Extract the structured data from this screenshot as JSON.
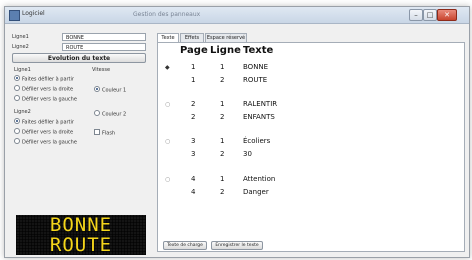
{
  "window": {
    "title": "Logiciel",
    "subtitle": "Gestion des panneaux",
    "buttons": [
      "minimize",
      "maximize",
      "close"
    ]
  },
  "left": {
    "line1": {
      "label": "Ligne1",
      "value": "BONNE"
    },
    "line2": {
      "label": "Ligne2",
      "value": "ROUTE"
    },
    "action_button": "Evolution du texte",
    "group_left_title": "Ligne1",
    "group_speed_title": "Vitesse",
    "line1_options": [
      {
        "label": "Faites défiler à partir",
        "checked": true
      },
      {
        "label": "Défiler vers la droite",
        "checked": false
      },
      {
        "label": "Défiler vers la gauche",
        "checked": false
      }
    ],
    "line2_title": "Ligne2",
    "line2_options": [
      {
        "label": "Faites défiler à partir",
        "checked": true
      },
      {
        "label": "Défiler vers la droite",
        "checked": false
      },
      {
        "label": "Défiler vers la gauche",
        "checked": false
      }
    ],
    "speed_options": [
      {
        "label": "Couleur 1",
        "checked": true
      },
      {
        "label": "Couleur 2",
        "checked": false
      }
    ],
    "flash_checkbox": {
      "label": "Flash",
      "checked": false
    },
    "display_line1": "BONNE",
    "display_line2": "ROUTE",
    "display_color": "#f4d51a"
  },
  "right": {
    "tabs": [
      {
        "label": "Texte",
        "active": true
      },
      {
        "label": "Effets",
        "active": false
      },
      {
        "label": "Espace réservé",
        "active": false
      }
    ],
    "columns": [
      "Page",
      "Ligne",
      "Texte"
    ],
    "rows": [
      {
        "page": "1",
        "ligne": "1",
        "texte": "BONNE",
        "selected": true
      },
      {
        "page": "1",
        "ligne": "2",
        "texte": "ROUTE",
        "selected": false
      },
      {
        "page": "2",
        "ligne": "1",
        "texte": "RALENTIR",
        "selected": false
      },
      {
        "page": "2",
        "ligne": "2",
        "texte": "ENFANTS",
        "selected": false
      },
      {
        "page": "3",
        "ligne": "1",
        "texte": "Écoliers",
        "selected": false
      },
      {
        "page": "3",
        "ligne": "2",
        "texte": "30",
        "selected": false
      },
      {
        "page": "4",
        "ligne": "1",
        "texte": "Attention",
        "selected": false
      },
      {
        "page": "4",
        "ligne": "2",
        "texte": "Danger",
        "selected": false
      }
    ],
    "buttons": [
      "Texte de charge",
      "Enregistrer le texte"
    ]
  }
}
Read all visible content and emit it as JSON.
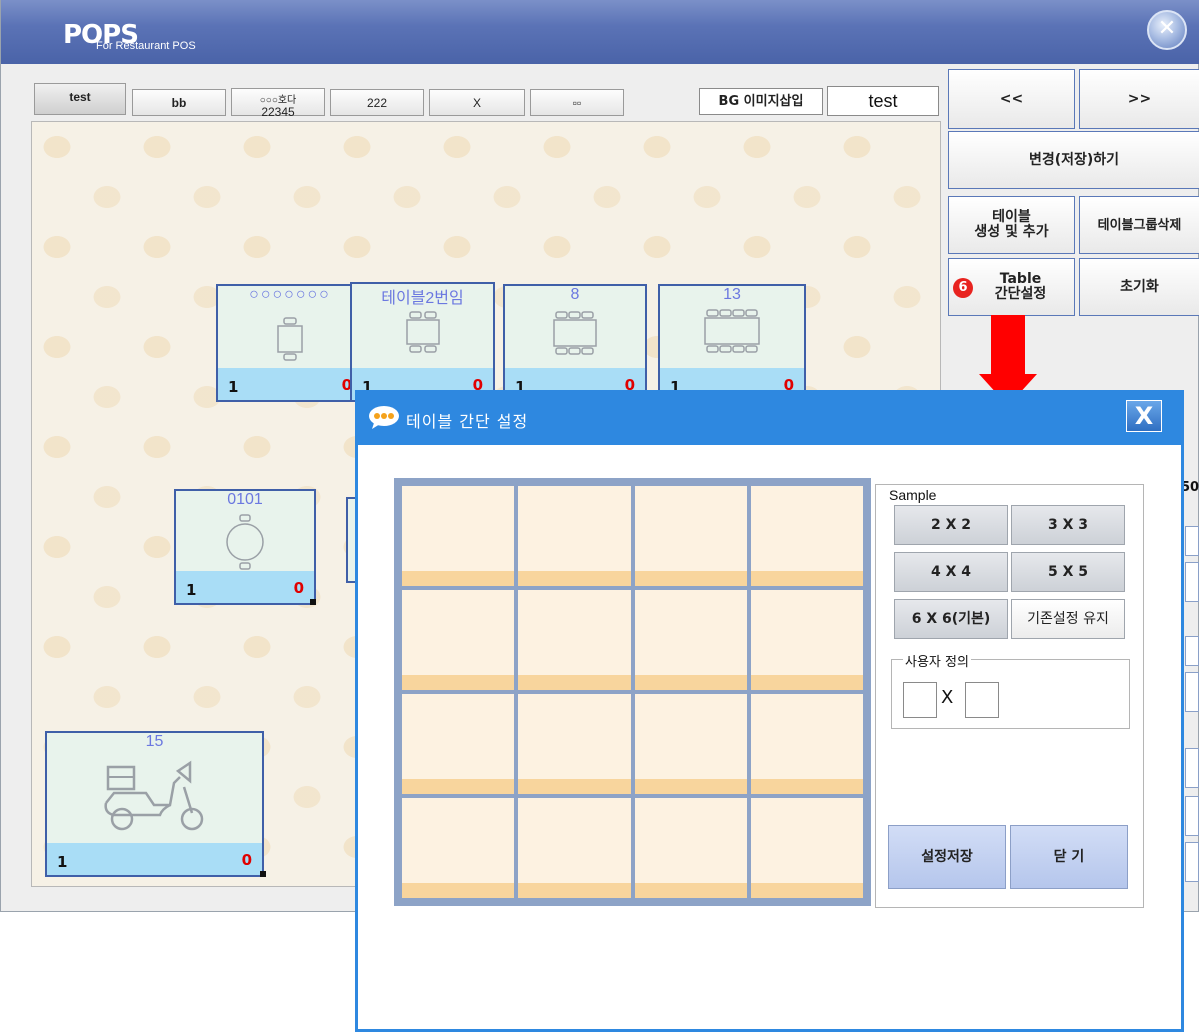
{
  "app": {
    "logo": "POPS",
    "logo_sub": "For Restaurant POS",
    "close_icon": "close-icon"
  },
  "tabs": [
    {
      "line1": "test",
      "line2": ""
    },
    {
      "line1": "bb",
      "line2": ""
    },
    {
      "line1": "○○○호다",
      "line2": "22345"
    },
    {
      "line1": "222",
      "line2": ""
    },
    {
      "line1": "X",
      "line2": ""
    },
    {
      "line1": "▫▫",
      "line2": ""
    }
  ],
  "toolbar": {
    "bg_insert": "BG 이미지삽입",
    "bg_name": "test"
  },
  "commands": {
    "prev": "<<",
    "next": ">>",
    "save_changes": "변경(저장)하기",
    "create_table_l1": "테이블",
    "create_table_l2": "생성 및 추가",
    "delete_group": "테이블그룹삭제",
    "step_badge": "6",
    "table_setup_l1": "Table",
    "table_setup_l2": "간단설정",
    "reset": "초기화",
    "fragment_text": "50"
  },
  "tables": [
    {
      "name": "○○○○○○○",
      "left": "1",
      "right": "0",
      "icon": "two-seat-table-icon"
    },
    {
      "name": "테이블2번임",
      "left": "1",
      "right": "0",
      "icon": "four-seat-table-icon"
    },
    {
      "name": "8",
      "left": "1",
      "right": "0",
      "icon": "six-seat-table-icon"
    },
    {
      "name": "13",
      "left": "1",
      "right": "0",
      "icon": "eight-seat-table-icon"
    },
    {
      "name": "0101",
      "left": "1",
      "right": "0",
      "icon": "round-table-icon"
    },
    {
      "name": "15",
      "left": "1",
      "right": "0",
      "icon": "delivery-scooter-icon"
    }
  ],
  "dialog": {
    "title": "테이블 간단 설정",
    "title_icon": "chat-bubble-icon",
    "close_label": "X",
    "sample_legend": "Sample",
    "samples": [
      "2 X 2",
      "3 X 3",
      "4 X 4",
      "5 X 5",
      "6 X 6(기본)",
      "기존설정 유지"
    ],
    "user_legend": "사용자 정의",
    "user_x": "X",
    "user_rows": "",
    "user_cols": "",
    "save_button": "설정저장",
    "close_button": "닫 기",
    "grid_rows": 4,
    "grid_cols": 4
  },
  "colors": {
    "title_bar": "#5b73b6",
    "dialog_bar": "#2e88e0",
    "table_border": "#3f5fa8",
    "count_red": "#e00000",
    "arrow": "#ff0000"
  }
}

○ ○ ○ ○ ○

_Given task:_ Using the material above, set down every line exactly, but skip the pictures.

_Result:_
Extract the structured data from this screenshot as JSON.
{
  "window": {
    "title": "Logiciel",
    "subtitle": "Gestion des panneaux",
    "buttons": [
      "minimize",
      "maximize",
      "close"
    ]
  },
  "left": {
    "line1": {
      "label": "Ligne1",
      "value": "BONNE"
    },
    "line2": {
      "label": "Ligne2",
      "value": "ROUTE"
    },
    "action_button": "Evolution du texte",
    "group_left_title": "Ligne1",
    "group_speed_title": "Vitesse",
    "line1_options": [
      {
        "label": "Faites défiler à partir",
        "checked": true
      },
      {
        "label": "Défiler vers la droite",
        "checked": false
      },
      {
        "label": "Défiler vers la gauche",
        "checked": false
      }
    ],
    "line2_title": "Ligne2",
    "line2_options": [
      {
        "label": "Faites défiler à partir",
        "checked": true
      },
      {
        "label": "Défiler vers la droite",
        "checked": false
      },
      {
        "label": "Défiler vers la gauche",
        "checked": false
      }
    ],
    "speed_options": [
      {
        "label": "Couleur 1",
        "checked": true
      },
      {
        "label": "Couleur 2",
        "checked": false
      }
    ],
    "flash_checkbox": {
      "label": "Flash",
      "checked": false
    },
    "display_line1": "BONNE",
    "display_line2": "ROUTE",
    "display_color": "#f4d51a"
  },
  "right": {
    "tabs": [
      {
        "label": "Texte",
        "active": true
      },
      {
        "label": "Effets",
        "active": false
      },
      {
        "label": "Espace réservé",
        "active": false
      }
    ],
    "columns": [
      "Page",
      "Ligne",
      "Texte"
    ],
    "rows": [
      {
        "page": "1",
        "ligne": "1",
        "texte": "BONNE",
        "selected": true
      },
      {
        "page": "1",
        "ligne": "2",
        "texte": "ROUTE",
        "selected": false
      },
      {
        "page": "2",
        "ligne": "1",
        "texte": "RALENTIR",
        "selected": false
      },
      {
        "page": "2",
        "ligne": "2",
        "texte": "ENFANTS",
        "selected": false
      },
      {
        "page": "3",
        "ligne": "1",
        "texte": "Écoliers",
        "selected": false
      },
      {
        "page": "3",
        "ligne": "2",
        "texte": "30",
        "selected": false
      },
      {
        "page": "4",
        "ligne": "1",
        "texte": "Attention",
        "selected": false
      },
      {
        "page": "4",
        "ligne": "2",
        "texte": "Danger",
        "selected": false
      }
    ],
    "buttons": [
      "Texte de charge",
      "Enregistrer le texte"
    ]
  }
}
Read all visible content and emit it as JSON.
{
  "app": {
    "logo": "POPS",
    "logo_sub": "For Restaurant POS",
    "close_icon": "close-icon"
  },
  "tabs": [
    {
      "line1": "test",
      "line2": ""
    },
    {
      "line1": "bb",
      "line2": ""
    },
    {
      "line1": "○○○호다",
      "line2": "22345"
    },
    {
      "line1": "222",
      "line2": ""
    },
    {
      "line1": "X",
      "line2": ""
    },
    {
      "line1": "▫▫",
      "line2": ""
    }
  ],
  "toolbar": {
    "bg_insert": "BG 이미지삽입",
    "bg_name": "test"
  },
  "commands": {
    "prev": "<<",
    "next": ">>",
    "save_changes": "변경(저장)하기",
    "create_table_l1": "테이블",
    "create_table_l2": "생성 및 추가",
    "delete_group": "테이블그룹삭제",
    "step_badge": "6",
    "table_setup_l1": "Table",
    "table_setup_l2": "간단설정",
    "reset": "초기화",
    "fragment_text": "50"
  },
  "tables": [
    {
      "name": "○○○○○○○",
      "left": "1",
      "right": "0",
      "icon": "two-seat-table-icon"
    },
    {
      "name": "테이블2번임",
      "left": "1",
      "right": "0",
      "icon": "four-seat-table-icon"
    },
    {
      "name": "8",
      "left": "1",
      "right": "0",
      "icon": "six-seat-table-icon"
    },
    {
      "name": "13",
      "left": "1",
      "right": "0",
      "icon": "eight-seat-table-icon"
    },
    {
      "name": "0101",
      "left": "1",
      "right": "0",
      "icon": "round-table-icon"
    },
    {
      "name": "15",
      "left": "1",
      "right": "0",
      "icon": "delivery-scooter-icon"
    }
  ],
  "dialog": {
    "title": "테이블 간단 설정",
    "title_icon": "chat-bubble-icon",
    "close_label": "X",
    "sample_legend": "Sample",
    "samples": [
      "2 X 2",
      "3 X 3",
      "4 X 4",
      "5 X 5",
      "6 X 6(기본)",
      "기존설정 유지"
    ],
    "user_legend": "사용자 정의",
    "user_x": "X",
    "user_rows": "",
    "user_cols": "",
    "save_button": "설정저장",
    "close_button": "닫 기",
    "grid_rows": 4,
    "grid_cols": 4
  },
  "colors": {
    "title_bar": "#5b73b6",
    "dialog_bar": "#2e88e0",
    "table_border": "#3f5fa8",
    "count_red": "#e00000",
    "arrow": "#ff0000"
  }
}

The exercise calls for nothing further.